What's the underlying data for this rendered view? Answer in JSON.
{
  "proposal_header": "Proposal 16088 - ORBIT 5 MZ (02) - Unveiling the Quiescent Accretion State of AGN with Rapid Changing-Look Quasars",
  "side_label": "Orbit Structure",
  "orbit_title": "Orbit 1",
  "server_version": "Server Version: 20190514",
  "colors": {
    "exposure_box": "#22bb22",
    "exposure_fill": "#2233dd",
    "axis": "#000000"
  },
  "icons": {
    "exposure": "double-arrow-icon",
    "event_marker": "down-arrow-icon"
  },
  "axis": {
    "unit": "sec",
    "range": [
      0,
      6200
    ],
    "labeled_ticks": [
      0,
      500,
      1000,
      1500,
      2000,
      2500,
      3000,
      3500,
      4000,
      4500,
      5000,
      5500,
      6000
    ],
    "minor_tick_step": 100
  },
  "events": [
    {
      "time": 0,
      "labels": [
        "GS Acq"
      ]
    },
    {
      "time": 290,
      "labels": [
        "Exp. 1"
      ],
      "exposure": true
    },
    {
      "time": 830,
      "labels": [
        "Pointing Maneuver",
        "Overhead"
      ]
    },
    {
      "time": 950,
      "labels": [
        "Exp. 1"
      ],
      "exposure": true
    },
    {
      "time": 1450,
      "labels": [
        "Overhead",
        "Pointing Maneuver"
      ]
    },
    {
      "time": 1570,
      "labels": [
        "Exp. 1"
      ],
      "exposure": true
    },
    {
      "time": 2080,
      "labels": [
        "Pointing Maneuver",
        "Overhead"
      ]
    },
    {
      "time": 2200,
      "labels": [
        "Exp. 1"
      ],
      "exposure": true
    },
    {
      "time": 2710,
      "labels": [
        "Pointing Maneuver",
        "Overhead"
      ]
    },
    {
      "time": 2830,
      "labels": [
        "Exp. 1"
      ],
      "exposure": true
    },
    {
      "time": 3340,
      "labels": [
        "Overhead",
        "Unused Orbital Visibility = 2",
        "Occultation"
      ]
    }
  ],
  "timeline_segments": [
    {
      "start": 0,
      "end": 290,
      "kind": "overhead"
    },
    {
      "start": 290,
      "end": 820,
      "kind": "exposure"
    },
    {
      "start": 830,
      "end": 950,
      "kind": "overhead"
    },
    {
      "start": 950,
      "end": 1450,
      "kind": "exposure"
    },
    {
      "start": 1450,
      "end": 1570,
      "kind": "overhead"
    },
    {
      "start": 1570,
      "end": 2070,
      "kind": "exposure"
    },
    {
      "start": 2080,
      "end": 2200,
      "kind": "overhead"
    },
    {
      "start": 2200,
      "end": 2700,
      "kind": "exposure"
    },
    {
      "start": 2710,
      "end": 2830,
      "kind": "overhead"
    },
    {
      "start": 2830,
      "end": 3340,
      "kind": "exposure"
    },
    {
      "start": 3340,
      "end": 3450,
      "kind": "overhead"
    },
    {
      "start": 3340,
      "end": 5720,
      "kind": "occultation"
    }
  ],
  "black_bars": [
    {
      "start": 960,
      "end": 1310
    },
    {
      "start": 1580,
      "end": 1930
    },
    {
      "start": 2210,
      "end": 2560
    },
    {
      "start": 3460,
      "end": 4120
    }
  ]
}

* * * * *

Copy down the whole of the data above, matching it exactly.

The reply:
What's the underlying data for this rendered view? Answer in JSON.
{
  "proposal_header": "Proposal 16088 - ORBIT 5 MZ (02) - Unveiling the Quiescent Accretion State of AGN with Rapid Changing-Look Quasars",
  "side_label": "Orbit Structure",
  "orbit_title": "Orbit 1",
  "server_version": "Server Version: 20190514",
  "colors": {
    "exposure_box": "#22bb22",
    "exposure_fill": "#2233dd",
    "axis": "#000000"
  },
  "icons": {
    "exposure": "double-arrow-icon",
    "event_marker": "down-arrow-icon"
  },
  "axis": {
    "unit": "sec",
    "range": [
      0,
      6200
    ],
    "labeled_ticks": [
      0,
      500,
      1000,
      1500,
      2000,
      2500,
      3000,
      3500,
      4000,
      4500,
      5000,
      5500,
      6000
    ],
    "minor_tick_step": 100
  },
  "events": [
    {
      "time": 0,
      "labels": [
        "GS Acq"
      ]
    },
    {
      "time": 290,
      "labels": [
        "Exp. 1"
      ],
      "exposure": true
    },
    {
      "time": 830,
      "labels": [
        "Pointing Maneuver",
        "Overhead"
      ]
    },
    {
      "time": 950,
      "labels": [
        "Exp. 1"
      ],
      "exposure": true
    },
    {
      "time": 1450,
      "labels": [
        "Overhead",
        "Pointing Maneuver"
      ]
    },
    {
      "time": 1570,
      "labels": [
        "Exp. 1"
      ],
      "exposure": true
    },
    {
      "time": 2080,
      "labels": [
        "Pointing Maneuver",
        "Overhead"
      ]
    },
    {
      "time": 2200,
      "labels": [
        "Exp. 1"
      ],
      "exposure": true
    },
    {
      "time": 2710,
      "labels": [
        "Pointing Maneuver",
        "Overhead"
      ]
    },
    {
      "time": 2830,
      "labels": [
        "Exp. 1"
      ],
      "exposure": true
    },
    {
      "time": 3340,
      "labels": [
        "Overhead",
        "Unused Orbital Visibility = 2",
        "Occultation"
      ]
    }
  ],
  "timeline_segments": [
    {
      "start": 0,
      "end": 290,
      "kind": "overhead"
    },
    {
      "start": 290,
      "end": 820,
      "kind": "exposure"
    },
    {
      "start": 830,
      "end": 950,
      "kind": "overhead"
    },
    {
      "start": 950,
      "end": 1450,
      "kind": "exposure"
    },
    {
      "start": 1450,
      "end": 1570,
      "kind": "overhead"
    },
    {
      "start": 1570,
      "end": 2070,
      "kind": "exposure"
    },
    {
      "start": 2080,
      "end": 2200,
      "kind": "overhead"
    },
    {
      "start": 2200,
      "end": 2700,
      "kind": "exposure"
    },
    {
      "start": 2710,
      "end": 2830,
      "kind": "overhead"
    },
    {
      "start": 2830,
      "end": 3340,
      "kind": "exposure"
    },
    {
      "start": 3340,
      "end": 3450,
      "kind": "overhead"
    },
    {
      "start": 3340,
      "end": 5720,
      "kind": "occultation"
    }
  ],
  "black_bars": [
    {
      "start": 960,
      "end": 1310
    },
    {
      "start": 1580,
      "end": 1930
    },
    {
      "start": 2210,
      "end": 2560
    },
    {
      "start": 3460,
      "end": 4120
    }
  ]
}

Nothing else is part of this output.